▶ _What this task involves_
Report back each line of the records that contains the string "notification".

Stored data:

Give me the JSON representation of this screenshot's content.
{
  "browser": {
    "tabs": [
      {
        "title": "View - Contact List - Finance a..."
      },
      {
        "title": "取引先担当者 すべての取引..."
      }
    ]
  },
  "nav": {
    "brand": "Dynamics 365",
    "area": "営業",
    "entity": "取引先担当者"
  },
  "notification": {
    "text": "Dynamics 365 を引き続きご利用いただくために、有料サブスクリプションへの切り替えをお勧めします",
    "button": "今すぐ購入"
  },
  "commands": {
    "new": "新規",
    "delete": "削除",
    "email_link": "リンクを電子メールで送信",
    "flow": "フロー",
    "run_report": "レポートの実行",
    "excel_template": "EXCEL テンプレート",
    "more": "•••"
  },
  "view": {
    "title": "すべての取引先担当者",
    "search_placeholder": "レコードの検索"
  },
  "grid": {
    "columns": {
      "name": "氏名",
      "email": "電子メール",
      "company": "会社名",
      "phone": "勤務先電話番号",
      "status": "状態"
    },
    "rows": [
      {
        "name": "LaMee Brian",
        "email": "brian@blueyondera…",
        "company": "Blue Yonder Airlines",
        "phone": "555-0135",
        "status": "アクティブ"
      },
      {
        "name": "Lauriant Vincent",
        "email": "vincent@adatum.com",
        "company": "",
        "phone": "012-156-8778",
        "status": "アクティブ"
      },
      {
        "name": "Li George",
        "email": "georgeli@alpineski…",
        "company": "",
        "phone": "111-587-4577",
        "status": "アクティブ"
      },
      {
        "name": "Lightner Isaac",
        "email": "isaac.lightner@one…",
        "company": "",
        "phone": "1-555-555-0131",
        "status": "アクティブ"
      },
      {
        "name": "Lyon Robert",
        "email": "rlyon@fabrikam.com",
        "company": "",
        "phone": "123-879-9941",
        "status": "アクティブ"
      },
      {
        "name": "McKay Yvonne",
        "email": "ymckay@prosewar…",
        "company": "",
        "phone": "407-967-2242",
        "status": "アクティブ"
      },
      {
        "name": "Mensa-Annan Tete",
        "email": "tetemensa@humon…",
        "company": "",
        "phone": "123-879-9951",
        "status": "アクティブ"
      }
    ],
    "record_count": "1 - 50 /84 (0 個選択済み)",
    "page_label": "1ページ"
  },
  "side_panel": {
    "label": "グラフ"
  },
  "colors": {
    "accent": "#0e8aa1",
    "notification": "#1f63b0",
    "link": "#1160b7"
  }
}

▶ _Output of the exercise_
  "notification": {
    "notification": "#1f63b0",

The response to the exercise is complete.